-- begin DATASET CONTENT --
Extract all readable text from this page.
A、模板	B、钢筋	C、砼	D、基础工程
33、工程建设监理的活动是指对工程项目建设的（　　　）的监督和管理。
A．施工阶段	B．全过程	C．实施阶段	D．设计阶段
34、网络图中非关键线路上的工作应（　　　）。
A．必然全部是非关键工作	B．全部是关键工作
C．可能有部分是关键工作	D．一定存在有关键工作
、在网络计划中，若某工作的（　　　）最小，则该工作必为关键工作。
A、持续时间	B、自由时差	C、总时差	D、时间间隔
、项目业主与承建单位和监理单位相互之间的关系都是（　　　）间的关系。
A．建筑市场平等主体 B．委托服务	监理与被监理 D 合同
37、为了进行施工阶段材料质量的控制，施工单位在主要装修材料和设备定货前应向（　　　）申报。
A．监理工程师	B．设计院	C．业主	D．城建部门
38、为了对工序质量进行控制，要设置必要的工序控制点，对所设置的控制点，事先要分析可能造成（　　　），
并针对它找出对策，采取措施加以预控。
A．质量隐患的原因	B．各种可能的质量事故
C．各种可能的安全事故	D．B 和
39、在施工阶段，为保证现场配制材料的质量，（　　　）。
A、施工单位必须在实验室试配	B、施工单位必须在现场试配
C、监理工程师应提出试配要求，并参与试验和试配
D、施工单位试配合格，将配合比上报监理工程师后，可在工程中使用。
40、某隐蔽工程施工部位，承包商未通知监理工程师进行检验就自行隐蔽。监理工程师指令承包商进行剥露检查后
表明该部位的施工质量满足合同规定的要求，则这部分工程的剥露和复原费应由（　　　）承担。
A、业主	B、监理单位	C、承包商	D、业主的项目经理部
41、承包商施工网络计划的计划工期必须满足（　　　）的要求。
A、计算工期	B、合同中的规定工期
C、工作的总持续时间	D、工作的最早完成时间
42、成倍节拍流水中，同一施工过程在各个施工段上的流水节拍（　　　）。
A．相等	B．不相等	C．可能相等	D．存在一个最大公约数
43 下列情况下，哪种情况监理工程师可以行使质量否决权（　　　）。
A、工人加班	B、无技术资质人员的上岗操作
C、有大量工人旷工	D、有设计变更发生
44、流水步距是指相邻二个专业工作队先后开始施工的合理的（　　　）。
-- end DATASET CONTENT --
SET EXERCISE: Extract each entry in full, exactly as given.

WRITTEN RESPONSE:
Extract all readable text from this page.
A、模板	B、钢筋	C、砼	D、基础工程
33、工程建设监理的活动是指对工程项目建设的（　　　）的监督和管理。
A．施工阶段	B．全过程	C．实施阶段	D．设计阶段
34、网络图中非关键线路上的工作应（　　　）。
A．必然全部是非关键工作	B．全部是关键工作
C．可能有部分是关键工作	D．一定存在有关键工作
、在网络计划中，若某工作的（　　　）最小，则该工作必为关键工作。
A、持续时间	B、自由时差	C、总时差	D、时间间隔
、项目业主与承建单位和监理单位相互之间的关系都是（　　　）间的关系。
A．建筑市场平等主体 B．委托服务	监理与被监理 D 合同
37、为了进行施工阶段材料质量的控制，施工单位在主要装修材料和设备定货前应向（　　　）申报。
A．监理工程师	B．设计院	C．业主	D．城建部门
38、为了对工序质量进行控制，要设置必要的工序控制点，对所设置的控制点，事先要分析可能造成（　　　），
并针对它找出对策，采取措施加以预控。
A．质量隐患的原因	B．各种可能的质量事故
C．各种可能的安全事故	D．B 和
39、在施工阶段，为保证现场配制材料的质量，（　　　）。
A、施工单位必须在实验室试配	B、施工单位必须在现场试配
C、监理工程师应提出试配要求，并参与试验和试配
D、施工单位试配合格，将配合比上报监理工程师后，可在工程中使用。
40、某隐蔽工程施工部位，承包商未通知监理工程师进行检验就自行隐蔽。监理工程师指令承包商进行剥露检查后
表明该部位的施工质量满足合同规定的要求，则这部分工程的剥露和复原费应由（　　　）承担。
A、业主	B、监理单位	C、承包商	D、业主的项目经理部
41、承包商施工网络计划的计划工期必须满足（　　　）的要求。
A、计算工期	B、合同中的规定工期
C、工作的总持续时间	D、工作的最早完成时间
42、成倍节拍流水中，同一施工过程在各个施工段上的流水节拍（　　　）。
A．相等	B．不相等	C．可能相等	D．存在一个最大公约数
43 下列情况下，哪种情况监理工程师可以行使质量否决权（　　　）。
A、工人加班	B、无技术资质人员的上岗操作
C、有大量工人旷工	D、有设计变更发生
44、流水步距是指相邻二个专业工作队先后开始施工的合理的（　　　）。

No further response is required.